▶ [EXERCISE]:
Every entry here needs to be repeated exactly.
-- BEGIN --
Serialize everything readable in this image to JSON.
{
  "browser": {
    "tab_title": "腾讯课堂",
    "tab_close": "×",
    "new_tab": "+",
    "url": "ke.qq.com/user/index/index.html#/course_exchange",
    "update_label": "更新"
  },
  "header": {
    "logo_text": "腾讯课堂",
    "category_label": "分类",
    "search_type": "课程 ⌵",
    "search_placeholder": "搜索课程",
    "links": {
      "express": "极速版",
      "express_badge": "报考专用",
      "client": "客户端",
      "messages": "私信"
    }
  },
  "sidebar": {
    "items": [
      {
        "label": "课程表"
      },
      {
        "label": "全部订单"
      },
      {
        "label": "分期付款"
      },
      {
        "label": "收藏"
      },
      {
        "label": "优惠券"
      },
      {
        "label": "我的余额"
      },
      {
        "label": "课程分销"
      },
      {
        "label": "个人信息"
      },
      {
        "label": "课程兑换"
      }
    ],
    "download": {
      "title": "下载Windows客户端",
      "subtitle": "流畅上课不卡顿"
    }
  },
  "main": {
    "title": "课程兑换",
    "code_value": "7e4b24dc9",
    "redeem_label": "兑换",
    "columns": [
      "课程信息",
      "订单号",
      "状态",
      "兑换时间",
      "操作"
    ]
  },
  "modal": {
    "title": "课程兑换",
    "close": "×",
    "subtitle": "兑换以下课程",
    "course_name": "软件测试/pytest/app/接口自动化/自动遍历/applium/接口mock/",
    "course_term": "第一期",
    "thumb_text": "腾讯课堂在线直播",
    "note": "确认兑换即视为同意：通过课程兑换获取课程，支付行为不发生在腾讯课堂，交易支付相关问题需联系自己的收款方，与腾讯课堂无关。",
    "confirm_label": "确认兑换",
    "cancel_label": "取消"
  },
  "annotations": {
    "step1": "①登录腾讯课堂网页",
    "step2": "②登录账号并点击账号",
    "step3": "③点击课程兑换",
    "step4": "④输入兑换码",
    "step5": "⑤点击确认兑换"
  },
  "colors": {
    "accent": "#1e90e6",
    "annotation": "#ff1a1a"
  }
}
-- END --
▶ [TASK ANSWER]:
Serialize everything readable in this image to JSON.
{
  "browser": {
    "tab_title": "腾讯课堂",
    "tab_close": "×",
    "new_tab": "+",
    "url": "ke.qq.com/user/index/index.html#/course_exchange",
    "update_label": "更新"
  },
  "header": {
    "logo_text": "腾讯课堂",
    "category_label": "分类",
    "search_type": "课程 ⌵",
    "search_placeholder": "搜索课程",
    "links": {
      "express": "极速版",
      "express_badge": "报考专用",
      "client": "客户端",
      "messages": "私信"
    }
  },
  "sidebar": {
    "items": [
      {
        "label": "课程表"
      },
      {
        "label": "全部订单"
      },
      {
        "label": "分期付款"
      },
      {
        "label": "收藏"
      },
      {
        "label": "优惠券"
      },
      {
        "label": "我的余额"
      },
      {
        "label": "课程分销"
      },
      {
        "label": "个人信息"
      },
      {
        "label": "课程兑换"
      }
    ],
    "download": {
      "title": "下载Windows客户端",
      "subtitle": "流畅上课不卡顿"
    }
  },
  "main": {
    "title": "课程兑换",
    "code_value": "7e4b24dc9",
    "redeem_label": "兑换",
    "columns": [
      "课程信息",
      "订单号",
      "状态",
      "兑换时间",
      "操作"
    ]
  },
  "modal": {
    "title": "课程兑换",
    "close": "×",
    "subtitle": "兑换以下课程",
    "course_name": "软件测试/pytest/app/接口自动化/自动遍历/applium/接口mock/",
    "course_term": "第一期",
    "thumb_text": "腾讯课堂在线直播",
    "note": "确认兑换即视为同意：通过课程兑换获取课程，支付行为不发生在腾讯课堂，交易支付相关问题需联系自己的收款方，与腾讯课堂无关。",
    "confirm_label": "确认兑换",
    "cancel_label": "取消"
  },
  "annotations": {
    "step1": "①登录腾讯课堂网页",
    "step2": "②登录账号并点击账号",
    "step3": "③点击课程兑换",
    "step4": "④输入兑换码",
    "step5": "⑤点击确认兑换"
  },
  "colors": {
    "accent": "#1e90e6",
    "annotation": "#ff1a1a"
  }
}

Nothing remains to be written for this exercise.